GIVEN REQUEST –
Write out each line beneath this one exactly as it reads.

RECORDS FOR THE TASK –
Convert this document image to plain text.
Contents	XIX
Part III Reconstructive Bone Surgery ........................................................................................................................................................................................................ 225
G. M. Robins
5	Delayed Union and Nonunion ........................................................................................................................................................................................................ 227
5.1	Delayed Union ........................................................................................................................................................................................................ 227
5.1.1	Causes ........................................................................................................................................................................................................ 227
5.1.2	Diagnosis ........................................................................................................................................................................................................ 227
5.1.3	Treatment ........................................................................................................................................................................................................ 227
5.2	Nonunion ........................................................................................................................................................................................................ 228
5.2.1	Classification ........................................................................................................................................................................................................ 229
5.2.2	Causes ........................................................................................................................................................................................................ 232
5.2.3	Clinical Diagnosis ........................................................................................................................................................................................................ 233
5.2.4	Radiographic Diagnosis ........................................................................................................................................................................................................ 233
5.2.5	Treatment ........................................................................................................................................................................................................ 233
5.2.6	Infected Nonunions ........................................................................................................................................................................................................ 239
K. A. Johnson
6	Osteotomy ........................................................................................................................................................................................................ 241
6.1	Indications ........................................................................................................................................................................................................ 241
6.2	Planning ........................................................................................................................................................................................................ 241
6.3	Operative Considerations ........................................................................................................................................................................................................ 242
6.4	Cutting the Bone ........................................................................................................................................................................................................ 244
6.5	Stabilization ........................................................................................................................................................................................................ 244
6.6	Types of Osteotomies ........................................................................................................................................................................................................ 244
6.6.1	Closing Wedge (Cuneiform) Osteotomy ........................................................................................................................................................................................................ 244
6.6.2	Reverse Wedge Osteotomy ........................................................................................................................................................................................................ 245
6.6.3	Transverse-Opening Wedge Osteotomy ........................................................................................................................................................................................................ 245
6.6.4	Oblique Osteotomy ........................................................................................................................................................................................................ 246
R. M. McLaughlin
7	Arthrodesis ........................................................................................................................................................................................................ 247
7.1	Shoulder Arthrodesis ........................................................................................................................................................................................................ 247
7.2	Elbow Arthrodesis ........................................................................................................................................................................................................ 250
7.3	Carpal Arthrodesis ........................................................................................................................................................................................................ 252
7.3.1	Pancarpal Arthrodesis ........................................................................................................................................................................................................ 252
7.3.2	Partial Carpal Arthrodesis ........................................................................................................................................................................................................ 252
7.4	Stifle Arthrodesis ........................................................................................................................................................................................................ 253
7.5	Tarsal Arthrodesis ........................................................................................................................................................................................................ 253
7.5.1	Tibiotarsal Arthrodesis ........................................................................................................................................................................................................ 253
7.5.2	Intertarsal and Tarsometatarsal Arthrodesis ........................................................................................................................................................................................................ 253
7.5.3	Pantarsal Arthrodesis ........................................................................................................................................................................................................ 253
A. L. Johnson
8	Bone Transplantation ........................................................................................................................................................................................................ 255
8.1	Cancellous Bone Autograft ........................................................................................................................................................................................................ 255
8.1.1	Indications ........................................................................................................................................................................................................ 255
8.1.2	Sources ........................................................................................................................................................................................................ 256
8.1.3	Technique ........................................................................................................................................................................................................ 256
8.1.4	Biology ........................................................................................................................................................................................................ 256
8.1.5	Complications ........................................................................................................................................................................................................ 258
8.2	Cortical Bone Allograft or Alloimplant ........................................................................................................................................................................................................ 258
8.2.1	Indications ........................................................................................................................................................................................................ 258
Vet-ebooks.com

SOLUTION TO THIS EXERCISE –
Convert this document image to plain text.
Contents	XIX
Part III Reconstructive Bone Surgery ........................................................................................................................................................................................................ 225
G. M. Robins
5	Delayed Union and Nonunion ........................................................................................................................................................................................................ 227
5.1	Delayed Union ........................................................................................................................................................................................................ 227
5.1.1	Causes ........................................................................................................................................................................................................ 227
5.1.2	Diagnosis ........................................................................................................................................................................................................ 227
5.1.3	Treatment ........................................................................................................................................................................................................ 227
5.2	Nonunion ........................................................................................................................................................................................................ 228
5.2.1	Classification ........................................................................................................................................................................................................ 229
5.2.2	Causes ........................................................................................................................................................................................................ 232
5.2.3	Clinical Diagnosis ........................................................................................................................................................................................................ 233
5.2.4	Radiographic Diagnosis ........................................................................................................................................................................................................ 233
5.2.5	Treatment ........................................................................................................................................................................................................ 233
5.2.6	Infected Nonunions ........................................................................................................................................................................................................ 239
K. A. Johnson
6	Osteotomy ........................................................................................................................................................................................................ 241
6.1	Indications ........................................................................................................................................................................................................ 241
6.2	Planning ........................................................................................................................................................................................................ 241
6.3	Operative Considerations ........................................................................................................................................................................................................ 242
6.4	Cutting the Bone ........................................................................................................................................................................................................ 244
6.5	Stabilization ........................................................................................................................................................................................................ 244
6.6	Types of Osteotomies ........................................................................................................................................................................................................ 244
6.6.1	Closing Wedge (Cuneiform) Osteotomy ........................................................................................................................................................................................................ 244
6.6.2	Reverse Wedge Osteotomy ........................................................................................................................................................................................................ 245
6.6.3	Transverse-Opening Wedge Osteotomy ........................................................................................................................................................................................................ 245
6.6.4	Oblique Osteotomy ........................................................................................................................................................................................................ 246
R. M. McLaughlin
7	Arthrodesis ........................................................................................................................................................................................................ 247
7.1	Shoulder Arthrodesis ........................................................................................................................................................................................................ 247
7.2	Elbow Arthrodesis ........................................................................................................................................................................................................ 250
7.3	Carpal Arthrodesis ........................................................................................................................................................................................................ 252
7.3.1	Pancarpal Arthrodesis ........................................................................................................................................................................................................ 252
7.3.2	Partial Carpal Arthrodesis ........................................................................................................................................................................................................ 252
7.4	Stifle Arthrodesis ........................................................................................................................................................................................................ 253
7.5	Tarsal Arthrodesis ........................................................................................................................................................................................................ 253
7.5.1	Tibiotarsal Arthrodesis ........................................................................................................................................................................................................ 253
7.5.2	Intertarsal and Tarsometatarsal Arthrodesis ........................................................................................................................................................................................................ 253
7.5.3	Pantarsal Arthrodesis ........................................................................................................................................................................................................ 253
A. L. Johnson
8	Bone Transplantation ........................................................................................................................................................................................................ 255
8.1	Cancellous Bone Autograft ........................................................................................................................................................................................................ 255
8.1.1	Indications ........................................................................................................................................................................................................ 255
8.1.2	Sources ........................................................................................................................................................................................................ 256
8.1.3	Technique ........................................................................................................................................................................................................ 256
8.1.4	Biology ........................................................................................................................................................................................................ 256
8.1.5	Complications ........................................................................................................................................................................................................ 258
8.2	Cortical Bone Allograft or Alloimplant ........................................................................................................................................................................................................ 258
8.2.1	Indications ........................................................................................................................................................................................................ 258
Vet-ebooks.com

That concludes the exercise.